Dataset lines:
--- Start ---

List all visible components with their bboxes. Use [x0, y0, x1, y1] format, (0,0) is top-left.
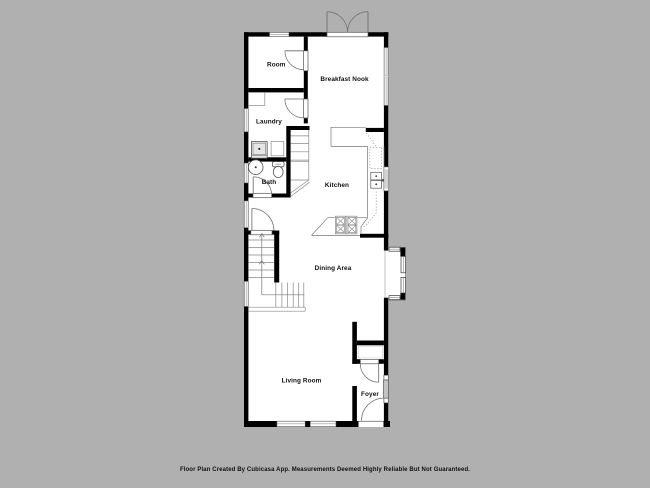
- svg-text:Laundry: Laundry: [256, 118, 282, 125]
- svg-text:Kitchen: Kitchen: [325, 182, 349, 189]
- svg-text:Foyer: Foyer: [361, 391, 379, 398]
- svg-text:Bath: Bath: [262, 179, 277, 186]
- svg-text:Floor Plan Created By Cubicasa: Floor Plan Created By Cubicasa App. Meas…: [180, 467, 470, 473]
- svg-text:Room: Room: [267, 61, 286, 68]
- svg-text:Breakfast Nook: Breakfast Nook: [320, 76, 369, 83]
- svg-text:Living Room: Living Room: [282, 377, 322, 384]
- svg-text:Dining Area: Dining Area: [315, 265, 352, 272]
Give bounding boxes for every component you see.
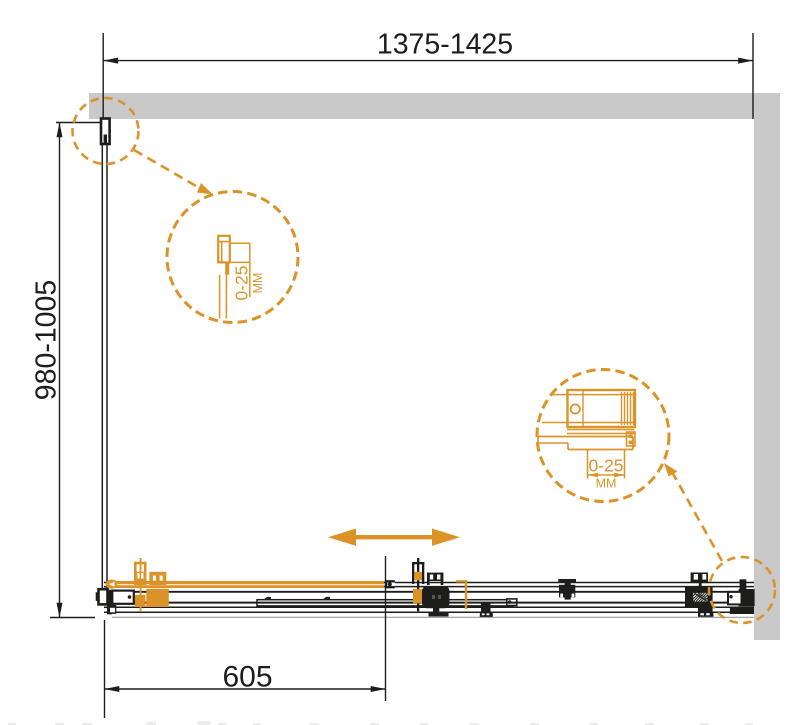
svg-text:MM: MM (596, 477, 617, 491)
svg-text:980-1005: 980-1005 (31, 280, 63, 400)
svg-text:1375-1425: 1375-1425 (377, 29, 513, 61)
svg-text:MM: MM (251, 273, 265, 294)
svg-text:605: 605 (222, 661, 272, 694)
svg-text:0-25: 0-25 (588, 456, 623, 476)
svg-text:0-25: 0-25 (231, 265, 251, 300)
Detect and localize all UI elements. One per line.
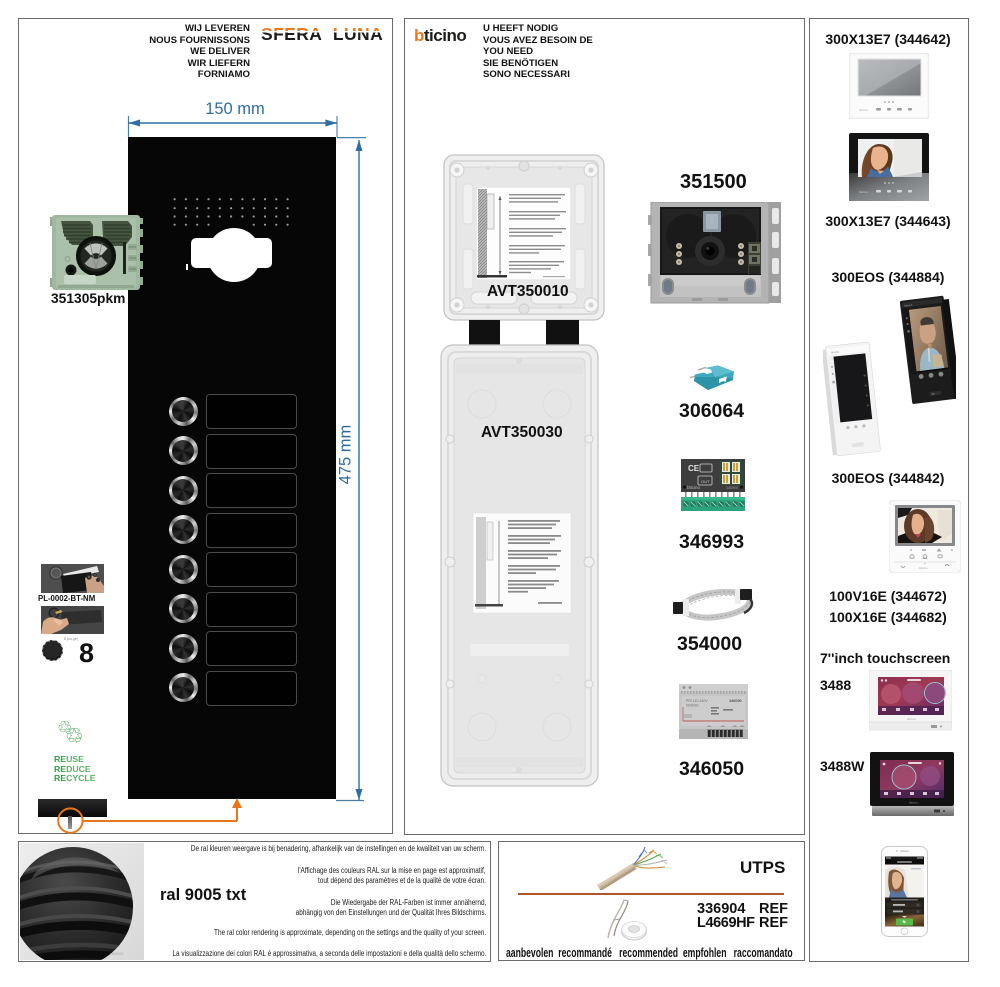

--- End ---

PROBLEM DESCRIPTION: Copy out every one of the dataset lines above word for word, leaving out the pictures.

SOLUTION FOR THIS PROBLEM:
List all visible components with their bboxes. Use [x0, y0, x1, y1] format, (0,0) is top-left.
- svg-text:Laundry: Laundry: [256, 118, 282, 125]
- svg-text:Kitchen: Kitchen: [325, 182, 349, 189]
- svg-text:Foyer: Foyer: [361, 391, 379, 398]
- svg-text:Bath: Bath: [262, 179, 277, 186]
- svg-text:Floor Plan Created By Cubicasa: Floor Plan Created By Cubicasa App. Meas…: [180, 467, 470, 473]
- svg-text:Room: Room: [267, 61, 286, 68]
- svg-text:Breakfast Nook: Breakfast Nook: [320, 76, 369, 83]
- svg-text:Living Room: Living Room: [282, 377, 322, 384]
- svg-text:Dining Area: Dining Area: [315, 265, 352, 272]
Give bounding boxes for every component you see.
svg-text:MM: MM (596, 477, 617, 491)
svg-text:980-1005: 980-1005 (31, 280, 63, 400)
svg-text:1375-1425: 1375-1425 (377, 29, 513, 61)
svg-text:MM: MM (251, 273, 265, 294)
svg-text:605: 605 (222, 661, 272, 694)
svg-text:0-25: 0-25 (588, 456, 623, 476)
svg-text:0-25: 0-25 (231, 265, 251, 300)
Detect and localize all UI elements. One per line.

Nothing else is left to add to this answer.